[Start]

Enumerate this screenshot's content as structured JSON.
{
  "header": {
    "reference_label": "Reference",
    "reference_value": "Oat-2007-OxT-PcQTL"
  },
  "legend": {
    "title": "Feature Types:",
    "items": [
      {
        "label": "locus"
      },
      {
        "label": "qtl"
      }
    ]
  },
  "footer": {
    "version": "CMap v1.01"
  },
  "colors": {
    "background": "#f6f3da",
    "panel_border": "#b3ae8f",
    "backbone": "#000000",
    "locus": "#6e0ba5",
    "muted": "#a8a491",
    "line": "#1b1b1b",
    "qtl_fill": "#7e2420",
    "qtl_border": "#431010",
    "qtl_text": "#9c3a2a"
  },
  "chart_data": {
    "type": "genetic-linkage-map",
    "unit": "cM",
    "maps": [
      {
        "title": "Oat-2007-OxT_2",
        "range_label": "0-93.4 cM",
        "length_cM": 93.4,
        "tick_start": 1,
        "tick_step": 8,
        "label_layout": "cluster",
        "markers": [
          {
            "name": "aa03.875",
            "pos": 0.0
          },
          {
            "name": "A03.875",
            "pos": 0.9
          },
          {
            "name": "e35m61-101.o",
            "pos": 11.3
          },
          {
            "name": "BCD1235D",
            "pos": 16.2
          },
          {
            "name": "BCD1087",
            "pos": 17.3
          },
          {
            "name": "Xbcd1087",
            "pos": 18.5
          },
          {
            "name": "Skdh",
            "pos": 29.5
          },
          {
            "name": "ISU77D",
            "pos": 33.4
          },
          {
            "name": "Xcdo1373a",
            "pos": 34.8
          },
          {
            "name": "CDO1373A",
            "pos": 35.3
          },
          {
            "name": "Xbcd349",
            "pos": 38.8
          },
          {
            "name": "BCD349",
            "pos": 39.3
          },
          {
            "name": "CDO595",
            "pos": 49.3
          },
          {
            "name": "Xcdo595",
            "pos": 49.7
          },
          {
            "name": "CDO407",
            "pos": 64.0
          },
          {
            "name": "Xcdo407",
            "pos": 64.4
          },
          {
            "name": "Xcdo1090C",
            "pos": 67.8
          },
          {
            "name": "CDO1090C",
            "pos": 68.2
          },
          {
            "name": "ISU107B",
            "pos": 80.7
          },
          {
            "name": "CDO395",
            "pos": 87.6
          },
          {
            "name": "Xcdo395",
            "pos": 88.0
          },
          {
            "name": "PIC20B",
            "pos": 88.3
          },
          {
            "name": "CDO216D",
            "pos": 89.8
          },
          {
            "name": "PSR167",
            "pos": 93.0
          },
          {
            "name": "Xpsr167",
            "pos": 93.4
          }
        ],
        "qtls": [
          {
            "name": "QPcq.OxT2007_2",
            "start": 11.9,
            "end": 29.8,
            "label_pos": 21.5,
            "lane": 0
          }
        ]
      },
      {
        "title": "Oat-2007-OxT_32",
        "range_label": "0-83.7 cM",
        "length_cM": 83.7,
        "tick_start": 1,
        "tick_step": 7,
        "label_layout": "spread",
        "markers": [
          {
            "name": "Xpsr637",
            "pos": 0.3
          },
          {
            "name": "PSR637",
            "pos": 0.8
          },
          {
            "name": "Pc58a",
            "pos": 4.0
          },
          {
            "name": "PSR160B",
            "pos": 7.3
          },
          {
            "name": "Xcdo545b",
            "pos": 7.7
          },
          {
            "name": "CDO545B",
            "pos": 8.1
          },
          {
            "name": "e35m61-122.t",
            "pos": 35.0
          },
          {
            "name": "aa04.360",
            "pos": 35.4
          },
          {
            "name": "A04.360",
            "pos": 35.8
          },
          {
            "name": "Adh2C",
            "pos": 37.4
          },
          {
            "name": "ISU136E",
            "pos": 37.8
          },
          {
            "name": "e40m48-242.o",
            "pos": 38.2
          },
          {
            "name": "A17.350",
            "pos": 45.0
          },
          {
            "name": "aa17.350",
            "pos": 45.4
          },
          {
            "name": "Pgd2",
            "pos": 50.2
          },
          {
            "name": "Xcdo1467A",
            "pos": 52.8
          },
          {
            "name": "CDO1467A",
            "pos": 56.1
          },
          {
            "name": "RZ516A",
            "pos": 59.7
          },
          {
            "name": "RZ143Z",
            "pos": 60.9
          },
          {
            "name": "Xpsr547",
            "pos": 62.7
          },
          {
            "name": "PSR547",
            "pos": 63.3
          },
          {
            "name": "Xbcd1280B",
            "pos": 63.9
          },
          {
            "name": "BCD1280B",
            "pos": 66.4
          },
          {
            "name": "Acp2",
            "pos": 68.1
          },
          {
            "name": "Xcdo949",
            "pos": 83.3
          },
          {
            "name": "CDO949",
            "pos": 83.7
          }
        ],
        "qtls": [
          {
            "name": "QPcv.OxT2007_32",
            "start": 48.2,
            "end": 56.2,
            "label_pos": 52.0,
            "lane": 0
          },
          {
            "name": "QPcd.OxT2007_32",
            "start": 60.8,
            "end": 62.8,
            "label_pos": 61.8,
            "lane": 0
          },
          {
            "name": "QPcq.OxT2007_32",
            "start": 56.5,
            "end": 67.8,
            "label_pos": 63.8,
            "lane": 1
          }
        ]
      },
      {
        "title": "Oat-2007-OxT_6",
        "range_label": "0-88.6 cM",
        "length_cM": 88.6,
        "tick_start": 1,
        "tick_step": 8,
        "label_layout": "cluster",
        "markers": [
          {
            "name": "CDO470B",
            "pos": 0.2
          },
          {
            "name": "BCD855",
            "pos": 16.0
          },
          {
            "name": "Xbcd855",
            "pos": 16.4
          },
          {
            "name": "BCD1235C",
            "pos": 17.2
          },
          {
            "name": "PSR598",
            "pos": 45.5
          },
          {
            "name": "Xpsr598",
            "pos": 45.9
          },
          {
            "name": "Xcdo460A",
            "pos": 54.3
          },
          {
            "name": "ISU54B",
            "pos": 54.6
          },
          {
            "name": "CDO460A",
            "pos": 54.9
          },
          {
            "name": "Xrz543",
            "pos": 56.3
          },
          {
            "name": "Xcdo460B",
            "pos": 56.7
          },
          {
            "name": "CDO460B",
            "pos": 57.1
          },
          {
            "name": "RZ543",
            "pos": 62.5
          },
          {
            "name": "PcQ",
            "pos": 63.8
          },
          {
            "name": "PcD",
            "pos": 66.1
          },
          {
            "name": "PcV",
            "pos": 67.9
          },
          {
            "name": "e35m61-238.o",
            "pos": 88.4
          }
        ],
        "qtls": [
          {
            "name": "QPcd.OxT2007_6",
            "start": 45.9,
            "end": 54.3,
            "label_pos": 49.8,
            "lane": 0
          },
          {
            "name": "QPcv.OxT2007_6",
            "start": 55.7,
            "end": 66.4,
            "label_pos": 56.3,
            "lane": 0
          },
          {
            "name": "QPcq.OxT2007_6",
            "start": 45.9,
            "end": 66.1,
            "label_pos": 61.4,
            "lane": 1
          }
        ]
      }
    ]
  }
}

[End]

[Stated goal] All of the material above needs to be copied exactly.

[Reply]
Enumerate this screenshot's content as structured JSON.
{
  "header": {
    "reference_label": "Reference",
    "reference_value": "Oat-2007-OxT-PcQTL"
  },
  "legend": {
    "title": "Feature Types:",
    "items": [
      {
        "label": "locus"
      },
      {
        "label": "qtl"
      }
    ]
  },
  "footer": {
    "version": "CMap v1.01"
  },
  "colors": {
    "background": "#f6f3da",
    "panel_border": "#b3ae8f",
    "backbone": "#000000",
    "locus": "#6e0ba5",
    "muted": "#a8a491",
    "line": "#1b1b1b",
    "qtl_fill": "#7e2420",
    "qtl_border": "#431010",
    "qtl_text": "#9c3a2a"
  },
  "chart_data": {
    "type": "genetic-linkage-map",
    "unit": "cM",
    "maps": [
      {
        "title": "Oat-2007-OxT_2",
        "range_label": "0-93.4 cM",
        "length_cM": 93.4,
        "tick_start": 1,
        "tick_step": 8,
        "label_layout": "cluster",
        "markers": [
          {
            "name": "aa03.875",
            "pos": 0.0
          },
          {
            "name": "A03.875",
            "pos": 0.9
          },
          {
            "name": "e35m61-101.o",
            "pos": 11.3
          },
          {
            "name": "BCD1235D",
            "pos": 16.2
          },
          {
            "name": "BCD1087",
            "pos": 17.3
          },
          {
            "name": "Xbcd1087",
            "pos": 18.5
          },
          {
            "name": "Skdh",
            "pos": 29.5
          },
          {
            "name": "ISU77D",
            "pos": 33.4
          },
          {
            "name": "Xcdo1373a",
            "pos": 34.8
          },
          {
            "name": "CDO1373A",
            "pos": 35.3
          },
          {
            "name": "Xbcd349",
            "pos": 38.8
          },
          {
            "name": "BCD349",
            "pos": 39.3
          },
          {
            "name": "CDO595",
            "pos": 49.3
          },
          {
            "name": "Xcdo595",
            "pos": 49.7
          },
          {
            "name": "CDO407",
            "pos": 64.0
          },
          {
            "name": "Xcdo407",
            "pos": 64.4
          },
          {
            "name": "Xcdo1090C",
            "pos": 67.8
          },
          {
            "name": "CDO1090C",
            "pos": 68.2
          },
          {
            "name": "ISU107B",
            "pos": 80.7
          },
          {
            "name": "CDO395",
            "pos": 87.6
          },
          {
            "name": "Xcdo395",
            "pos": 88.0
          },
          {
            "name": "PIC20B",
            "pos": 88.3
          },
          {
            "name": "CDO216D",
            "pos": 89.8
          },
          {
            "name": "PSR167",
            "pos": 93.0
          },
          {
            "name": "Xpsr167",
            "pos": 93.4
          }
        ],
        "qtls": [
          {
            "name": "QPcq.OxT2007_2",
            "start": 11.9,
            "end": 29.8,
            "label_pos": 21.5,
            "lane": 0
          }
        ]
      },
      {
        "title": "Oat-2007-OxT_32",
        "range_label": "0-83.7 cM",
        "length_cM": 83.7,
        "tick_start": 1,
        "tick_step": 7,
        "label_layout": "spread",
        "markers": [
          {
            "name": "Xpsr637",
            "pos": 0.3
          },
          {
            "name": "PSR637",
            "pos": 0.8
          },
          {
            "name": "Pc58a",
            "pos": 4.0
          },
          {
            "name": "PSR160B",
            "pos": 7.3
          },
          {
            "name": "Xcdo545b",
            "pos": 7.7
          },
          {
            "name": "CDO545B",
            "pos": 8.1
          },
          {
            "name": "e35m61-122.t",
            "pos": 35.0
          },
          {
            "name": "aa04.360",
            "pos": 35.4
          },
          {
            "name": "A04.360",
            "pos": 35.8
          },
          {
            "name": "Adh2C",
            "pos": 37.4
          },
          {
            "name": "ISU136E",
            "pos": 37.8
          },
          {
            "name": "e40m48-242.o",
            "pos": 38.2
          },
          {
            "name": "A17.350",
            "pos": 45.0
          },
          {
            "name": "aa17.350",
            "pos": 45.4
          },
          {
            "name": "Pgd2",
            "pos": 50.2
          },
          {
            "name": "Xcdo1467A",
            "pos": 52.8
          },
          {
            "name": "CDO1467A",
            "pos": 56.1
          },
          {
            "name": "RZ516A",
            "pos": 59.7
          },
          {
            "name": "RZ143Z",
            "pos": 60.9
          },
          {
            "name": "Xpsr547",
            "pos": 62.7
          },
          {
            "name": "PSR547",
            "pos": 63.3
          },
          {
            "name": "Xbcd1280B",
            "pos": 63.9
          },
          {
            "name": "BCD1280B",
            "pos": 66.4
          },
          {
            "name": "Acp2",
            "pos": 68.1
          },
          {
            "name": "Xcdo949",
            "pos": 83.3
          },
          {
            "name": "CDO949",
            "pos": 83.7
          }
        ],
        "qtls": [
          {
            "name": "QPcv.OxT2007_32",
            "start": 48.2,
            "end": 56.2,
            "label_pos": 52.0,
            "lane": 0
          },
          {
            "name": "QPcd.OxT2007_32",
            "start": 60.8,
            "end": 62.8,
            "label_pos": 61.8,
            "lane": 0
          },
          {
            "name": "QPcq.OxT2007_32",
            "start": 56.5,
            "end": 67.8,
            "label_pos": 63.8,
            "lane": 1
          }
        ]
      },
      {
        "title": "Oat-2007-OxT_6",
        "range_label": "0-88.6 cM",
        "length_cM": 88.6,
        "tick_start": 1,
        "tick_step": 8,
        "label_layout": "cluster",
        "markers": [
          {
            "name": "CDO470B",
            "pos": 0.2
          },
          {
            "name": "BCD855",
            "pos": 16.0
          },
          {
            "name": "Xbcd855",
            "pos": 16.4
          },
          {
            "name": "BCD1235C",
            "pos": 17.2
          },
          {
            "name": "PSR598",
            "pos": 45.5
          },
          {
            "name": "Xpsr598",
            "pos": 45.9
          },
          {
            "name": "Xcdo460A",
            "pos": 54.3
          },
          {
            "name": "ISU54B",
            "pos": 54.6
          },
          {
            "name": "CDO460A",
            "pos": 54.9
          },
          {
            "name": "Xrz543",
            "pos": 56.3
          },
          {
            "name": "Xcdo460B",
            "pos": 56.7
          },
          {
            "name": "CDO460B",
            "pos": 57.1
          },
          {
            "name": "RZ543",
            "pos": 62.5
          },
          {
            "name": "PcQ",
            "pos": 63.8
          },
          {
            "name": "PcD",
            "pos": 66.1
          },
          {
            "name": "PcV",
            "pos": 67.9
          },
          {
            "name": "e35m61-238.o",
            "pos": 88.4
          }
        ],
        "qtls": [
          {
            "name": "QPcd.OxT2007_6",
            "start": 45.9,
            "end": 54.3,
            "label_pos": 49.8,
            "lane": 0
          },
          {
            "name": "QPcv.OxT2007_6",
            "start": 55.7,
            "end": 66.4,
            "label_pos": 56.3,
            "lane": 0
          },
          {
            "name": "QPcq.OxT2007_6",
            "start": 45.9,
            "end": 66.1,
            "label_pos": 61.4,
            "lane": 1
          }
        ]
      }
    ]
  }
}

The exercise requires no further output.